SHORT TASK >>
Find the lines that hold "rate". Report only how many there are.

## Begin PROVIDED DATA

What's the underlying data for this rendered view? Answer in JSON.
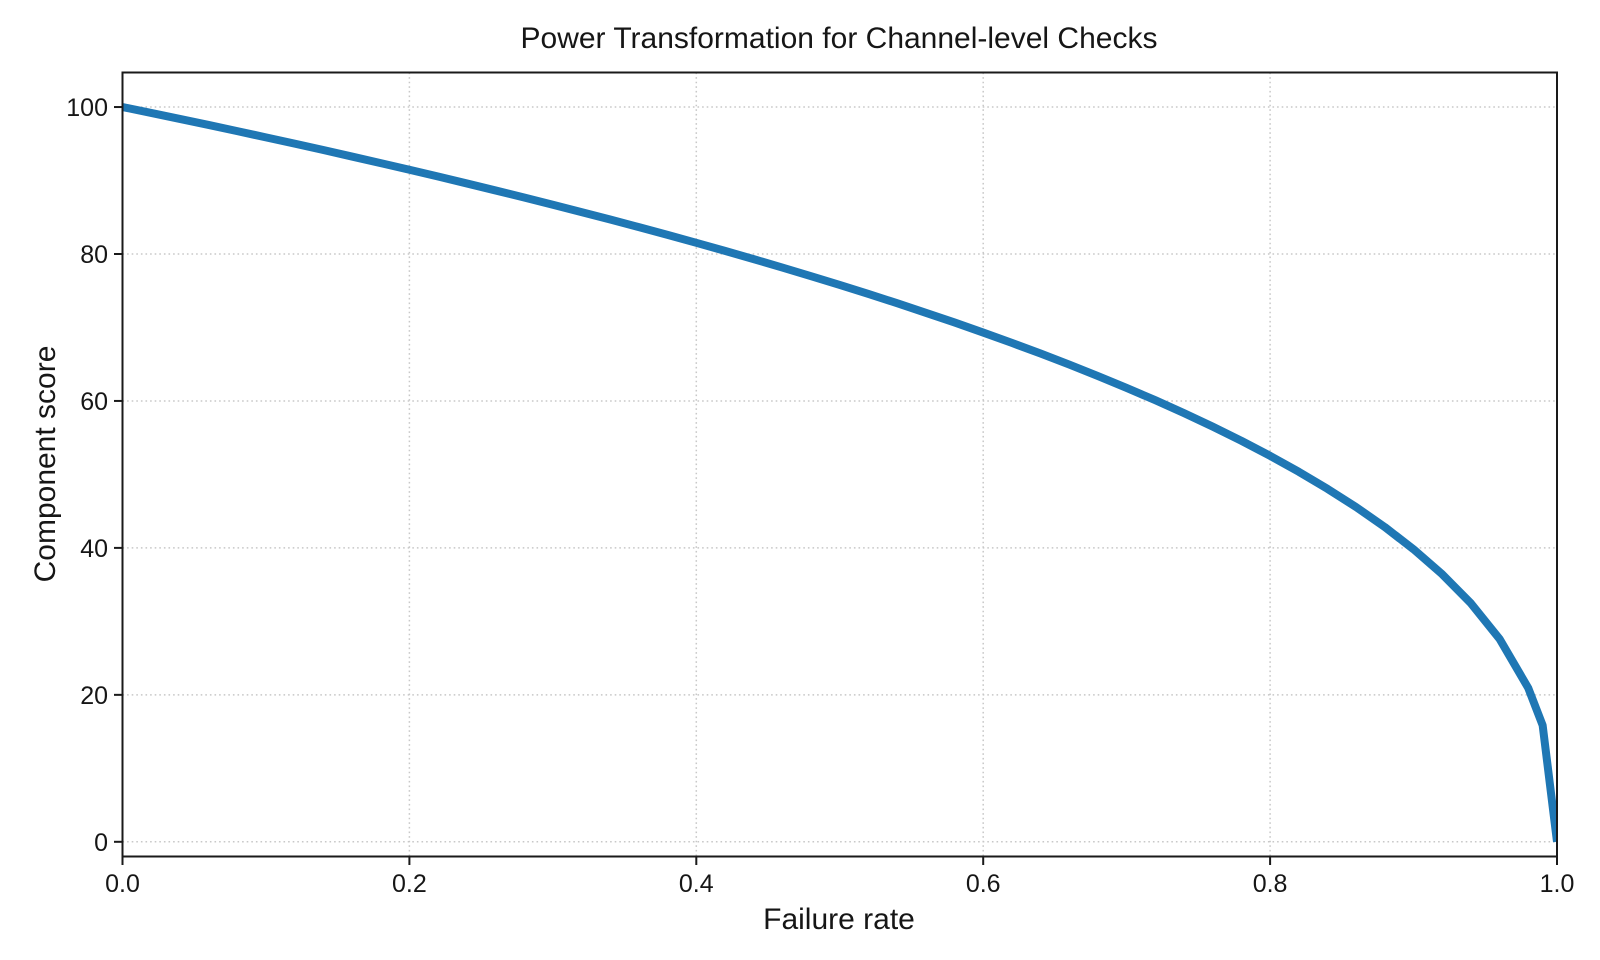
{
  "figure": {
    "background": "#ffffff"
  },
  "colors": {
    "line": "#1f77b4",
    "grid": "#c8c8c8",
    "spine": "#1a1a1a",
    "text": "#161616",
    "background": "#ffffff"
  },
  "chart_data": {
    "type": "line",
    "title": "Power Transformation for Channel-level Checks",
    "xlabel": "Failure rate",
    "ylabel": "Component score",
    "xlim": [
      0.0,
      1.0
    ],
    "ylim": [
      -2.0,
      104.7
    ],
    "grid": {
      "visible": true,
      "style": "dotted",
      "color": "#c8c8c8"
    },
    "legend": {
      "position": "none"
    },
    "xticks": {
      "values": [
        0.0,
        0.2,
        0.4,
        0.6,
        0.8,
        1.0
      ],
      "labels": [
        "0.0",
        "0.2",
        "0.4",
        "0.6",
        "0.8",
        "1.0"
      ]
    },
    "yticks": {
      "values": [
        0,
        20,
        40,
        60,
        80,
        100
      ],
      "labels": [
        "0",
        "20",
        "40",
        "60",
        "80",
        "100"
      ]
    },
    "series": [
      {
        "name": "component-score-vs-failure-rate",
        "relation": "y = 100 * (1 - x)^0.4",
        "color": "#1f77b4",
        "x": [
          0.0,
          0.02,
          0.04,
          0.06,
          0.08,
          0.1,
          0.12,
          0.14,
          0.16,
          0.18,
          0.2,
          0.22,
          0.24,
          0.26,
          0.28,
          0.3,
          0.32,
          0.34,
          0.36,
          0.38,
          0.4,
          0.42,
          0.44,
          0.46,
          0.48,
          0.5,
          0.52,
          0.54,
          0.56,
          0.58,
          0.6,
          0.62,
          0.64,
          0.66,
          0.68,
          0.7,
          0.72,
          0.74,
          0.76,
          0.78,
          0.8,
          0.82,
          0.84,
          0.86,
          0.88,
          0.9,
          0.92,
          0.94,
          0.96,
          0.98,
          0.99,
          1.0
        ],
        "y": [
          100.0,
          99.2,
          98.38,
          97.56,
          96.72,
          95.87,
          95.02,
          94.15,
          93.26,
          92.37,
          91.46,
          90.54,
          89.6,
          88.65,
          87.69,
          86.7,
          85.7,
          84.69,
          83.65,
          82.6,
          81.52,
          80.42,
          79.3,
          78.15,
          76.98,
          75.79,
          74.56,
          73.3,
          72.0,
          70.68,
          69.31,
          67.9,
          66.45,
          64.95,
          63.39,
          61.77,
          60.1,
          58.34,
          56.5,
          54.57,
          52.53,
          50.36,
          48.04,
          45.55,
          42.83,
          39.81,
          36.41,
          32.45,
          27.6,
          20.91,
          15.85,
          0.0
        ]
      }
    ]
  }
}
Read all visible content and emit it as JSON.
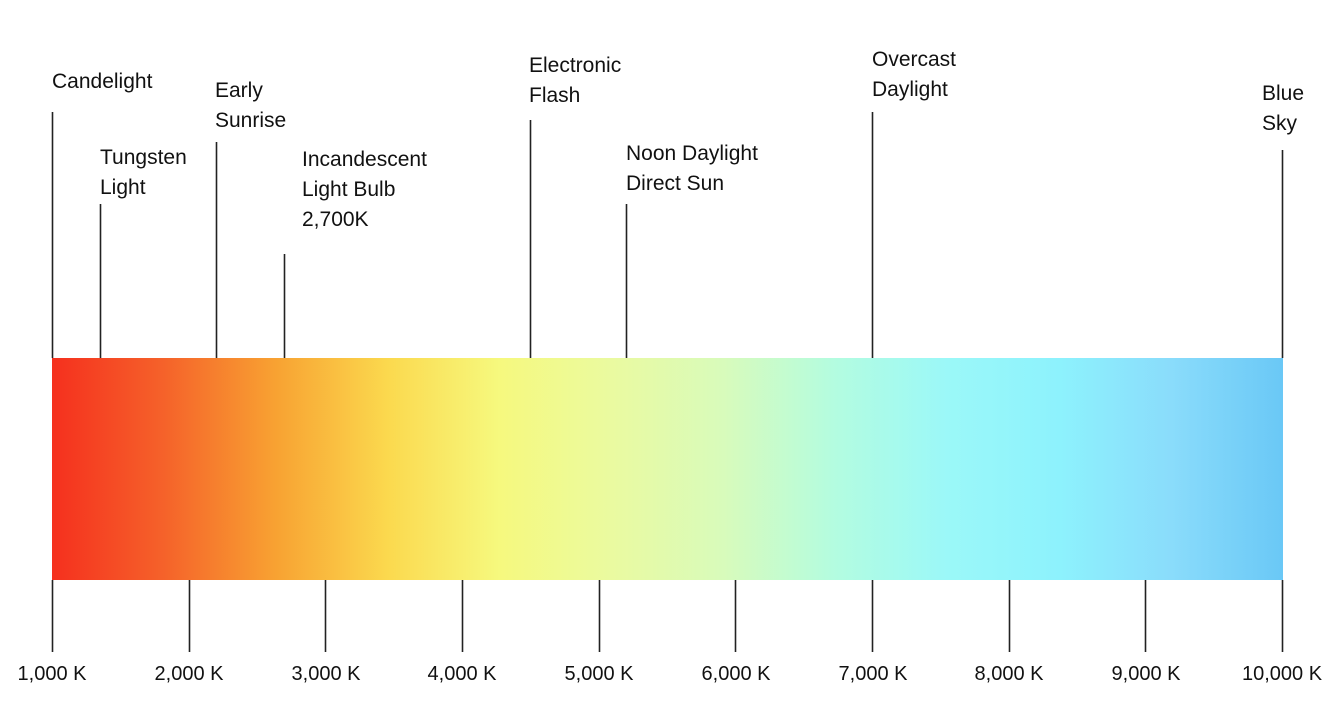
{
  "axis": {
    "min_k": 1000,
    "max_k": 10000,
    "ticks": [
      {
        "value": 1000,
        "label": "1,000 K"
      },
      {
        "value": 2000,
        "label": "2,000 K"
      },
      {
        "value": 3000,
        "label": "3,000 K"
      },
      {
        "value": 4000,
        "label": "4,000 K"
      },
      {
        "value": 5000,
        "label": "5,000 K"
      },
      {
        "value": 6000,
        "label": "6,000 K"
      },
      {
        "value": 7000,
        "label": "7,000 K"
      },
      {
        "value": 8000,
        "label": "8,000 K"
      },
      {
        "value": 9000,
        "label": "9,000 K"
      },
      {
        "value": 10000,
        "label": "10,000 K"
      }
    ]
  },
  "gradient_colors": [
    "#f5301e",
    "#f5622a",
    "#f8a232",
    "#fbd94e",
    "#f6f97e",
    "#eafaa0",
    "#d8fbbb",
    "#b3fce0",
    "#9bf8f8",
    "#8df2fd",
    "#8adcfb",
    "#6ac8f6"
  ],
  "markers": [
    {
      "id": "candlelight",
      "kelvin": 1000,
      "label": "Candelight"
    },
    {
      "id": "tungsten",
      "kelvin": 1350,
      "label": "Tungsten\nLight"
    },
    {
      "id": "early-sunrise",
      "kelvin": 2200,
      "label": "Early\nSunrise"
    },
    {
      "id": "incandescent",
      "kelvin": 2700,
      "label": "Incandescent\nLight Bulb\n2,700K"
    },
    {
      "id": "electronic-flash",
      "kelvin": 4500,
      "label": "Electronic\nFlash"
    },
    {
      "id": "noon-daylight",
      "kelvin": 5200,
      "label": "Noon Daylight\nDirect Sun"
    },
    {
      "id": "overcast",
      "kelvin": 7000,
      "label": "Overcast\nDaylight"
    },
    {
      "id": "blue-sky",
      "kelvin": 10000,
      "label": "Blue\nSky"
    }
  ]
}
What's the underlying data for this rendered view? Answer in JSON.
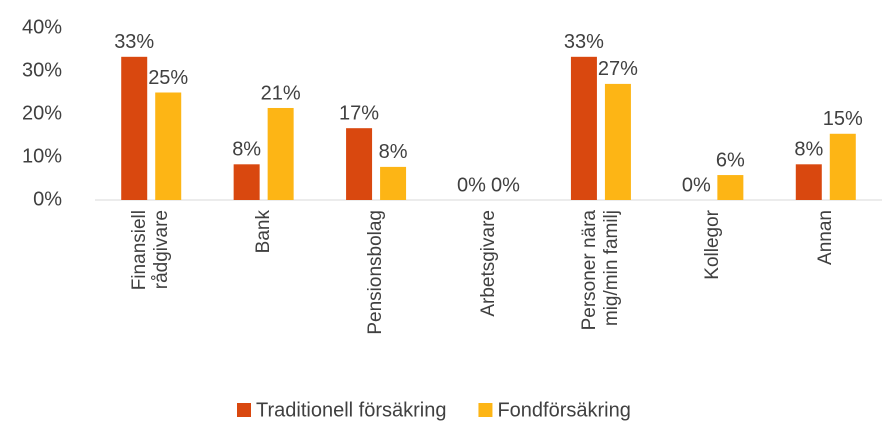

## End PROVIDED DATA

ANSWER TO THIS PROBLEM >>
2